## GOAL
The records below are to be repeated in full, exactly as they are.

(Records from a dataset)
[BEGIN]
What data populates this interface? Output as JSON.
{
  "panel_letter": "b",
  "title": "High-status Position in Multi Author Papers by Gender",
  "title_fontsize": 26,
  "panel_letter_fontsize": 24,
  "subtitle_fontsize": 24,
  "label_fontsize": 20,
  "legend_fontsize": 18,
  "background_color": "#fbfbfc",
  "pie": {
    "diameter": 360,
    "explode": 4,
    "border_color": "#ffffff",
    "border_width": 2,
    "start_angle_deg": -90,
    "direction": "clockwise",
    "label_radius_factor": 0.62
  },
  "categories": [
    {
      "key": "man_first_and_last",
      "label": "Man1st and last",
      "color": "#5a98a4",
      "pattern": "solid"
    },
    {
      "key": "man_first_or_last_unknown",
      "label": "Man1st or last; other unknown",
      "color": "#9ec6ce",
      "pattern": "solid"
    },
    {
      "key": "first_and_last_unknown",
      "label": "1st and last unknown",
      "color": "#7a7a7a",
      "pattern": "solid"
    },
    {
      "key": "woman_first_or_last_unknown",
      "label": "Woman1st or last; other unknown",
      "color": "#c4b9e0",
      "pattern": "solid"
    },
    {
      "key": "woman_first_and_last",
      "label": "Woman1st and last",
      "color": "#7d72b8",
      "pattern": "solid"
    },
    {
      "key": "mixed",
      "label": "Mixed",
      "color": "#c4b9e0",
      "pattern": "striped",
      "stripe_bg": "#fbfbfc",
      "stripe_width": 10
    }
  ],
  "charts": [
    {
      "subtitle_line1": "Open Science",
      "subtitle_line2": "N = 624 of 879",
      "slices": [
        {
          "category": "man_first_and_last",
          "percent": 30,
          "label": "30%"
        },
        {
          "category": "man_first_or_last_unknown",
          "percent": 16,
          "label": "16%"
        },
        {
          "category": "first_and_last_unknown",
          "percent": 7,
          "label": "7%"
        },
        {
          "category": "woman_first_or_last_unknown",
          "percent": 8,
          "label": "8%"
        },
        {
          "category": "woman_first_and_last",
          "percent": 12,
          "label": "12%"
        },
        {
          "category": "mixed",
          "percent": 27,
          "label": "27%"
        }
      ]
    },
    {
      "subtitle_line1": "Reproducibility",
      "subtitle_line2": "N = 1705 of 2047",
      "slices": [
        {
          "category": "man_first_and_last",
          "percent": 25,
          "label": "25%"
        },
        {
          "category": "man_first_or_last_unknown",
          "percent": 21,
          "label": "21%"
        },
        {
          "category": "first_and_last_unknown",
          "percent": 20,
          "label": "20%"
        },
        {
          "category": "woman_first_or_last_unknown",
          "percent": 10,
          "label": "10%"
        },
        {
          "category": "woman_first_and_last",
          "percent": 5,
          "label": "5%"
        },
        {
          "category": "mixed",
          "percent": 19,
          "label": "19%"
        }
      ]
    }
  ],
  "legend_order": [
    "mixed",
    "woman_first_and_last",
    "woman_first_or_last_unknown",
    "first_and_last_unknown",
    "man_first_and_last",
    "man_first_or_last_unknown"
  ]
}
[END]
## FINAL ANSWER
What data populates this interface? Output as JSON.
{
  "panel_letter": "b",
  "title": "High-status Position in Multi Author Papers by Gender",
  "title_fontsize": 26,
  "panel_letter_fontsize": 24,
  "subtitle_fontsize": 24,
  "label_fontsize": 20,
  "legend_fontsize": 18,
  "background_color": "#fbfbfc",
  "pie": {
    "diameter": 360,
    "explode": 4,
    "border_color": "#ffffff",
    "border_width": 2,
    "start_angle_deg": -90,
    "direction": "clockwise",
    "label_radius_factor": 0.62
  },
  "categories": [
    {
      "key": "man_first_and_last",
      "label": "Man1st and last",
      "color": "#5a98a4",
      "pattern": "solid"
    },
    {
      "key": "man_first_or_last_unknown",
      "label": "Man1st or last; other unknown",
      "color": "#9ec6ce",
      "pattern": "solid"
    },
    {
      "key": "first_and_last_unknown",
      "label": "1st and last unknown",
      "color": "#7a7a7a",
      "pattern": "solid"
    },
    {
      "key": "woman_first_or_last_unknown",
      "label": "Woman1st or last; other unknown",
      "color": "#c4b9e0",
      "pattern": "solid"
    },
    {
      "key": "woman_first_and_last",
      "label": "Woman1st and last",
      "color": "#7d72b8",
      "pattern": "solid"
    },
    {
      "key": "mixed",
      "label": "Mixed",
      "color": "#c4b9e0",
      "pattern": "striped",
      "stripe_bg": "#fbfbfc",
      "stripe_width": 10
    }
  ],
  "charts": [
    {
      "subtitle_line1": "Open Science",
      "subtitle_line2": "N = 624 of 879",
      "slices": [
        {
          "category": "man_first_and_last",
          "percent": 30,
          "label": "30%"
        },
        {
          "category": "man_first_or_last_unknown",
          "percent": 16,
          "label": "16%"
        },
        {
          "category": "first_and_last_unknown",
          "percent": 7,
          "label": "7%"
        },
        {
          "category": "woman_first_or_last_unknown",
          "percent": 8,
          "label": "8%"
        },
        {
          "category": "woman_first_and_last",
          "percent": 12,
          "label": "12%"
        },
        {
          "category": "mixed",
          "percent": 27,
          "label": "27%"
        }
      ]
    },
    {
      "subtitle_line1": "Reproducibility",
      "subtitle_line2": "N = 1705 of 2047",
      "slices": [
        {
          "category": "man_first_and_last",
          "percent": 25,
          "label": "25%"
        },
        {
          "category": "man_first_or_last_unknown",
          "percent": 21,
          "label": "21%"
        },
        {
          "category": "first_and_last_unknown",
          "percent": 20,
          "label": "20%"
        },
        {
          "category": "woman_first_or_last_unknown",
          "percent": 10,
          "label": "10%"
        },
        {
          "category": "woman_first_and_last",
          "percent": 5,
          "label": "5%"
        },
        {
          "category": "mixed",
          "percent": 19,
          "label": "19%"
        }
      ]
    }
  ],
  "legend_order": [
    "mixed",
    "woman_first_and_last",
    "woman_first_or_last_unknown",
    "first_and_last_unknown",
    "man_first_and_last",
    "man_first_or_last_unknown"
  ]
}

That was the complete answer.